**INSTRUCTIONS TO FOLLOW**:
Return every line of the material below without any change, and leave the pictures out.

**INPUT**:
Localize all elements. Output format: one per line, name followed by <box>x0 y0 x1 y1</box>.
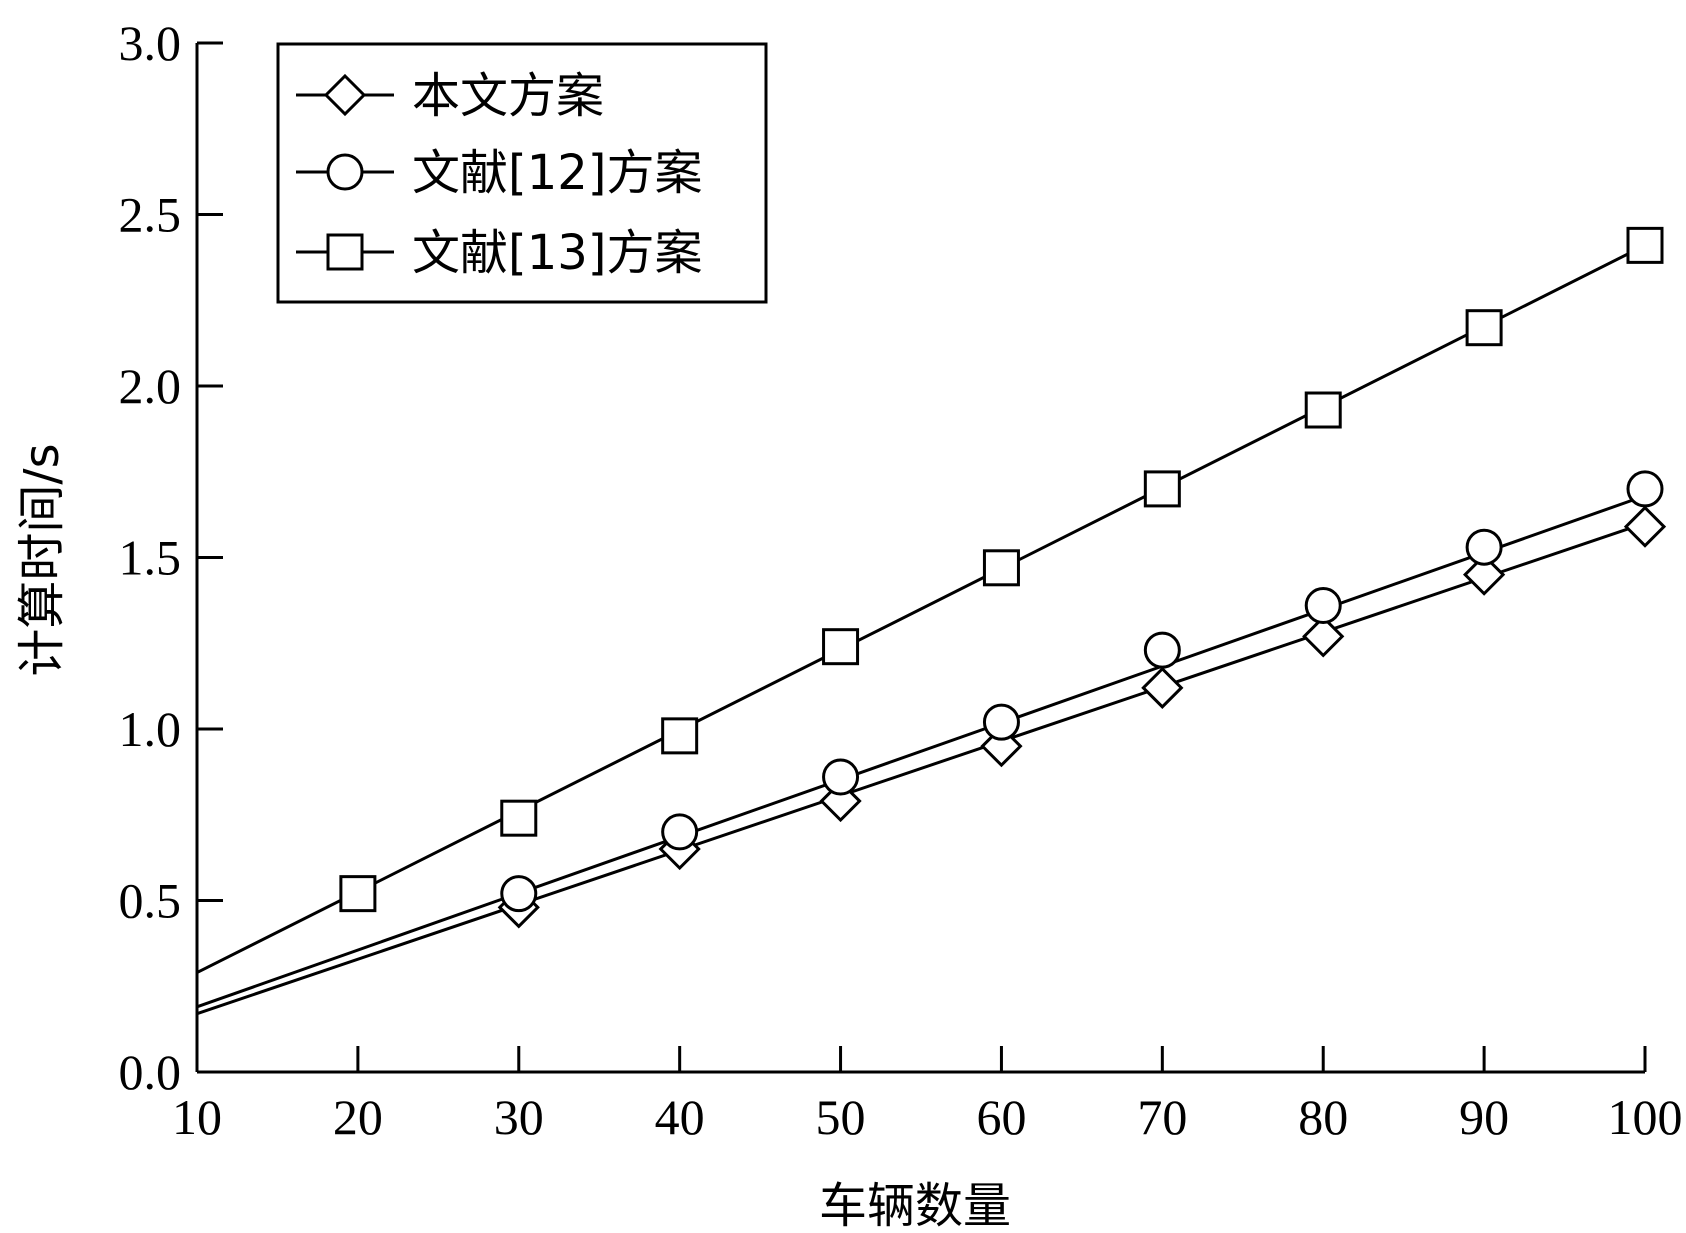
x-axis-title: 车辆数量 <box>819 1178 1011 1233</box>
data-point-diamond <box>1623 505 1667 548</box>
data-point-square <box>982 549 1020 587</box>
data-point-circle <box>1304 587 1342 625</box>
series-line <box>196 244 1646 974</box>
y-tick-label: 1.5 <box>119 530 182 586</box>
y-tick-label: 0.5 <box>119 873 182 929</box>
data-point-diamond <box>1462 553 1506 596</box>
data-point-square <box>1465 309 1503 347</box>
x-tick-label: 50 <box>816 1089 866 1145</box>
data-point-circle <box>982 703 1020 741</box>
legend-item: 文献[13]方案 <box>296 225 703 281</box>
legend-label: 文献[13]方案 <box>412 225 703 281</box>
y-tick-label: 2.5 <box>119 187 182 243</box>
series-line <box>196 494 1646 1009</box>
x-tick-label: 60 <box>976 1089 1026 1145</box>
y-ticks: 0.0 0.5 1.0 1.5 2.0 2.5 3.0 <box>119 15 223 1100</box>
data-point-square <box>339 875 377 913</box>
series-3 <box>196 226 1664 974</box>
x-tick-label: 80 <box>1298 1089 1348 1145</box>
y-tick-label: 2.0 <box>119 358 182 414</box>
data-point-circle <box>1626 470 1664 508</box>
data-point-circle <box>822 758 860 796</box>
data-point-square <box>1143 470 1181 508</box>
x-tick-label: 20 <box>333 1089 383 1145</box>
legend-marker-square <box>326 233 364 271</box>
series-1 <box>196 505 1667 1016</box>
y-tick-label: 0.0 <box>119 1044 182 1100</box>
y-tick-label: 1.0 <box>119 701 182 757</box>
legend-label: 本文方案 <box>412 68 604 124</box>
x-tick-label: 90 <box>1459 1089 1509 1145</box>
data-point-circle <box>1465 528 1503 566</box>
legend-item: 文献[12]方案 <box>296 145 703 201</box>
legend-marker-diamond <box>323 73 367 117</box>
data-point-circle <box>500 875 538 913</box>
legend-label: 文献[12]方案 <box>412 145 703 201</box>
x-tick-label: 100 <box>1608 1089 1683 1145</box>
x-tick-label: 70 <box>1137 1089 1187 1145</box>
data-point-square <box>1626 226 1664 264</box>
data-point-diamond <box>1302 615 1345 658</box>
x-tick-label: 10 <box>172 1089 222 1145</box>
data-point-square <box>822 628 860 666</box>
y-axis-title: 计算时间/s <box>14 443 70 676</box>
x-tick-label: 30 <box>494 1089 544 1145</box>
y-tick-label: 3.0 <box>119 15 182 71</box>
series-2 <box>196 470 1664 1009</box>
legend-item: 本文方案 <box>296 68 604 124</box>
data-point-square <box>500 799 538 837</box>
data-point-circle <box>661 813 699 851</box>
legend-marker-circle <box>326 153 364 191</box>
series-layer <box>196 226 1667 1016</box>
data-point-square <box>1304 391 1342 429</box>
x-tick-label: 40 <box>655 1089 705 1145</box>
series-line <box>196 521 1646 1016</box>
data-point-diamond <box>1141 666 1184 709</box>
data-point-circle <box>1143 631 1181 669</box>
x-ticks: 10 20 30 40 50 60 70 80 90 100 <box>172 1046 1683 1145</box>
data-point-square <box>661 717 699 755</box>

**RIGHT ANSWER**:
Localize all elements. Output format: one per line, name followed by <box>x0 y0 x1 y1</box>.
x-axis-title: 车辆数量 <box>819 1178 1011 1233</box>
data-point-diamond <box>1623 505 1667 548</box>
data-point-square <box>982 549 1020 587</box>
data-point-circle <box>1304 587 1342 625</box>
series-line <box>196 244 1646 974</box>
y-tick-label: 1.5 <box>119 530 182 586</box>
y-tick-label: 0.5 <box>119 873 182 929</box>
data-point-diamond <box>1462 553 1506 596</box>
data-point-square <box>1465 309 1503 347</box>
x-tick-label: 50 <box>816 1089 866 1145</box>
data-point-circle <box>982 703 1020 741</box>
legend-item: 文献[13]方案 <box>296 225 703 281</box>
legend-label: 文献[13]方案 <box>412 225 703 281</box>
y-tick-label: 2.5 <box>119 187 182 243</box>
series-line <box>196 494 1646 1009</box>
x-tick-label: 60 <box>976 1089 1026 1145</box>
y-ticks: 0.0 0.5 1.0 1.5 2.0 2.5 3.0 <box>119 15 223 1100</box>
data-point-square <box>339 875 377 913</box>
series-3 <box>196 226 1664 974</box>
x-tick-label: 80 <box>1298 1089 1348 1145</box>
y-tick-label: 2.0 <box>119 358 182 414</box>
data-point-circle <box>1626 470 1664 508</box>
data-point-circle <box>822 758 860 796</box>
data-point-square <box>1143 470 1181 508</box>
x-tick-label: 20 <box>333 1089 383 1145</box>
legend-marker-square <box>326 233 364 271</box>
series-1 <box>196 505 1667 1016</box>
y-tick-label: 0.0 <box>119 1044 182 1100</box>
y-tick-label: 1.0 <box>119 701 182 757</box>
legend-label: 本文方案 <box>412 68 604 124</box>
x-tick-label: 90 <box>1459 1089 1509 1145</box>
data-point-circle <box>1465 528 1503 566</box>
legend-item: 文献[12]方案 <box>296 145 703 201</box>
legend-marker-diamond <box>323 73 367 117</box>
data-point-circle <box>500 875 538 913</box>
legend-label: 文献[12]方案 <box>412 145 703 201</box>
x-tick-label: 100 <box>1608 1089 1683 1145</box>
x-tick-label: 70 <box>1137 1089 1187 1145</box>
data-point-square <box>1626 226 1664 264</box>
data-point-diamond <box>1302 615 1345 658</box>
x-tick-label: 10 <box>172 1089 222 1145</box>
data-point-square <box>822 628 860 666</box>
y-axis-title: 计算时间/s <box>14 443 70 676</box>
x-tick-label: 30 <box>494 1089 544 1145</box>
y-tick-label: 3.0 <box>119 15 182 71</box>
series-2 <box>196 470 1664 1009</box>
legend-item: 本文方案 <box>296 68 604 124</box>
data-point-square <box>500 799 538 837</box>
data-point-circle <box>661 813 699 851</box>
legend-marker-circle <box>326 153 364 191</box>
series-layer <box>196 226 1667 1016</box>
data-point-square <box>1304 391 1342 429</box>
x-tick-label: 40 <box>655 1089 705 1145</box>
series-line <box>196 521 1646 1016</box>
data-point-diamond <box>1141 666 1184 709</box>
data-point-circle <box>1143 631 1181 669</box>
x-ticks: 10 20 30 40 50 60 70 80 90 100 <box>172 1046 1683 1145</box>
data-point-square <box>661 717 699 755</box>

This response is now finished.